* **To be done**:
Scan the records below. List lines holding "strength".

(Dataset excerpt)
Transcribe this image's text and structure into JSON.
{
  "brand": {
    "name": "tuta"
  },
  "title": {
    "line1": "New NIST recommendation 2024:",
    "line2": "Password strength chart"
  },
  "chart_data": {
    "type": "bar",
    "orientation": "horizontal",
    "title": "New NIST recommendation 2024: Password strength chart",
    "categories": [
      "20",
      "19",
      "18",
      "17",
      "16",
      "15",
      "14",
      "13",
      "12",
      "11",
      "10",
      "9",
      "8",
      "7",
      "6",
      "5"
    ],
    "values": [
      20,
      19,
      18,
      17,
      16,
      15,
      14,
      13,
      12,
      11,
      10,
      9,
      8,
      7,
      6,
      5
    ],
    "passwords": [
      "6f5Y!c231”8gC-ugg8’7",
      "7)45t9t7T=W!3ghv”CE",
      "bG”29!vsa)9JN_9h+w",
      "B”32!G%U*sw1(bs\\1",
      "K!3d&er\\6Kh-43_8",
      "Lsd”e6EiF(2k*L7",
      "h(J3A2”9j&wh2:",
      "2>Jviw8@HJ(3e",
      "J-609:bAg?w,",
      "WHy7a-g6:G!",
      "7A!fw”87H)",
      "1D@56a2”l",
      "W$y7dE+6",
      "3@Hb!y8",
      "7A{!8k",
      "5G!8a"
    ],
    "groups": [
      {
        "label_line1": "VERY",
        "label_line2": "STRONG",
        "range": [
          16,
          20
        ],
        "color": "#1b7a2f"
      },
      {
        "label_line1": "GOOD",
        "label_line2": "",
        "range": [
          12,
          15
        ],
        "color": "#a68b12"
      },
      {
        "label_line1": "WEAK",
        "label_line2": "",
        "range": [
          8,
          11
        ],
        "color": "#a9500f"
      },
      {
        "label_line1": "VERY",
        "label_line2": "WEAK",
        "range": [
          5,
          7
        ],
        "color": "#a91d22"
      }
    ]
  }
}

* **Final result**:
    "line2": "Password strength chart"
    "title": "New NIST recommendation 2024: Password strength chart",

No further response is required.